WRITTEN EXERCISE: Transcribe the listing below word for word.

----- THE RECORDS

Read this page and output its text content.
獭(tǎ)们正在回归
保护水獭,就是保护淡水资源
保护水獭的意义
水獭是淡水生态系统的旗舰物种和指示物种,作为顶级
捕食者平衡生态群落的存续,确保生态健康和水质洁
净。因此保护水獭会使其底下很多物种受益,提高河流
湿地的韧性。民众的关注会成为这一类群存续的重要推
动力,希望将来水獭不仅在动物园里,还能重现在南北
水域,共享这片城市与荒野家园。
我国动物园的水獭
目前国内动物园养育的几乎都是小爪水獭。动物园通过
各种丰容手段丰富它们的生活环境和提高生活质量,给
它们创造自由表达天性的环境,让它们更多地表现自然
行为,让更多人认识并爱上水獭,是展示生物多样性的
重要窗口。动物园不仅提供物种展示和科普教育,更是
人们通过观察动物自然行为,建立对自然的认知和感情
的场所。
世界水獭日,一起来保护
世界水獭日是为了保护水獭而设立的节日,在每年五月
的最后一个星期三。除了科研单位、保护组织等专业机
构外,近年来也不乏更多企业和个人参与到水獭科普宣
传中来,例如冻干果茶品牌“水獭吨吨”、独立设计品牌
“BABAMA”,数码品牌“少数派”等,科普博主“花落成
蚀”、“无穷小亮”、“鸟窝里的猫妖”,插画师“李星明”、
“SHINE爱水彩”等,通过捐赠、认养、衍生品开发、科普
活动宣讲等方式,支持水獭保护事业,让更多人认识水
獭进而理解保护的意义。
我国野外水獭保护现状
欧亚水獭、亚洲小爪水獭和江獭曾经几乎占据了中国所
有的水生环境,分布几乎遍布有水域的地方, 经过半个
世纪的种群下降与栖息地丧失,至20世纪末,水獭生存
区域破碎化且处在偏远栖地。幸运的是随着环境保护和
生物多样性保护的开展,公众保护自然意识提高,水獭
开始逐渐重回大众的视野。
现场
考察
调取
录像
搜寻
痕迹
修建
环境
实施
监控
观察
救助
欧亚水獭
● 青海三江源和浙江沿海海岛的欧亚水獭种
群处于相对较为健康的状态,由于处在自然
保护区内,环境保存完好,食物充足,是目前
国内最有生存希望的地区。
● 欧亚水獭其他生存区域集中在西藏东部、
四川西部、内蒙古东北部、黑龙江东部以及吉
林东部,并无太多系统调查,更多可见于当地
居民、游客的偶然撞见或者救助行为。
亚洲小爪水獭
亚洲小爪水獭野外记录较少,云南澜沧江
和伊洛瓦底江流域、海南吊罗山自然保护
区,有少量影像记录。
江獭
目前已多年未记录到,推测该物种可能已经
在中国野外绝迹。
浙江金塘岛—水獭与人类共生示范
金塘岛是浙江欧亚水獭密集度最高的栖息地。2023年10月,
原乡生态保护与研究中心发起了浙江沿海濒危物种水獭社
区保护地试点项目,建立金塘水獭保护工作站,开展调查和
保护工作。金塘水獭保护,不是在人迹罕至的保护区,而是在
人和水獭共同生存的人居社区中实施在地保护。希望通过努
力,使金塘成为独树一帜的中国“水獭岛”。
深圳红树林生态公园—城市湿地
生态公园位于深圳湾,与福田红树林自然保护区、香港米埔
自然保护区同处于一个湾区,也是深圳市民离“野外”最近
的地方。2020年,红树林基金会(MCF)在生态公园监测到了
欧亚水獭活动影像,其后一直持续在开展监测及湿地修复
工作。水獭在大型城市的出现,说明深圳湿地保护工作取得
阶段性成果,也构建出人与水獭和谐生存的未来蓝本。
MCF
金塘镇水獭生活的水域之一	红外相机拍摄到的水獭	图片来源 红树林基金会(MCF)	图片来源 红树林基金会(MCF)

----------

ANSWER TO THE EXERCISE:
Read this page and output its text content.
獭(tǎ)们正在回归
保护水獭,就是保护淡水资源
保护水獭的意义
水獭是淡水生态系统的旗舰物种和指示物种,作为顶级
捕食者平衡生态群落的存续,确保生态健康和水质洁
净。因此保护水獭会使其底下很多物种受益,提高河流
湿地的韧性。民众的关注会成为这一类群存续的重要推
动力,希望将来水獭不仅在动物园里,还能重现在南北
水域,共享这片城市与荒野家园。
我国动物园的水獭
目前国内动物园养育的几乎都是小爪水獭。动物园通过
各种丰容手段丰富它们的生活环境和提高生活质量,给
它们创造自由表达天性的环境,让它们更多地表现自然
行为,让更多人认识并爱上水獭,是展示生物多样性的
重要窗口。动物园不仅提供物种展示和科普教育,更是
人们通过观察动物自然行为,建立对自然的认知和感情
的场所。
世界水獭日,一起来保护
世界水獭日是为了保护水獭而设立的节日,在每年五月
的最后一个星期三。除了科研单位、保护组织等专业机
构外,近年来也不乏更多企业和个人参与到水獭科普宣
传中来,例如冻干果茶品牌“水獭吨吨”、独立设计品牌
“BABAMA”,数码品牌“少数派”等,科普博主“花落成
蚀”、“无穷小亮”、“鸟窝里的猫妖”,插画师“李星明”、
“SHINE爱水彩”等,通过捐赠、认养、衍生品开发、科普
活动宣讲等方式,支持水獭保护事业,让更多人认识水
獭进而理解保护的意义。
我国野外水獭保护现状
欧亚水獭、亚洲小爪水獭和江獭曾经几乎占据了中国所
有的水生环境,分布几乎遍布有水域的地方, 经过半个
世纪的种群下降与栖息地丧失,至20世纪末,水獭生存
区域破碎化且处在偏远栖地。幸运的是随着环境保护和
生物多样性保护的开展,公众保护自然意识提高,水獭
开始逐渐重回大众的视野。
现场
考察
调取
录像
搜寻
痕迹
修建
环境
实施
监控
观察
救助
欧亚水獭
● 青海三江源和浙江沿海海岛的欧亚水獭种
群处于相对较为健康的状态,由于处在自然
保护区内,环境保存完好,食物充足,是目前
国内最有生存希望的地区。
● 欧亚水獭其他生存区域集中在西藏东部、
四川西部、内蒙古东北部、黑龙江东部以及吉
林东部,并无太多系统调查,更多可见于当地
居民、游客的偶然撞见或者救助行为。
亚洲小爪水獭
亚洲小爪水獭野外记录较少,云南澜沧江
和伊洛瓦底江流域、海南吊罗山自然保护
区,有少量影像记录。
江獭
目前已多年未记录到,推测该物种可能已经
在中国野外绝迹。
浙江金塘岛—水獭与人类共生示范
金塘岛是浙江欧亚水獭密集度最高的栖息地。2023年10月,
原乡生态保护与研究中心发起了浙江沿海濒危物种水獭社
区保护地试点项目,建立金塘水獭保护工作站,开展调查和
保护工作。金塘水獭保护,不是在人迹罕至的保护区,而是在
人和水獭共同生存的人居社区中实施在地保护。希望通过努
力,使金塘成为独树一帜的中国“水獭岛”。
深圳红树林生态公园—城市湿地
生态公园位于深圳湾,与福田红树林自然保护区、香港米埔
自然保护区同处于一个湾区,也是深圳市民离“野外”最近
的地方。2020年,红树林基金会(MCF)在生态公园监测到了
欧亚水獭活动影像,其后一直持续在开展监测及湿地修复
工作。水獭在大型城市的出现,说明深圳湿地保护工作取得
阶段性成果,也构建出人与水獭和谐生存的未来蓝本。
MCF
金塘镇水獭生活的水域之一	红外相机拍摄到的水獭	图片来源 红树林基金会(MCF)	图片来源 红树林基金会(MCF)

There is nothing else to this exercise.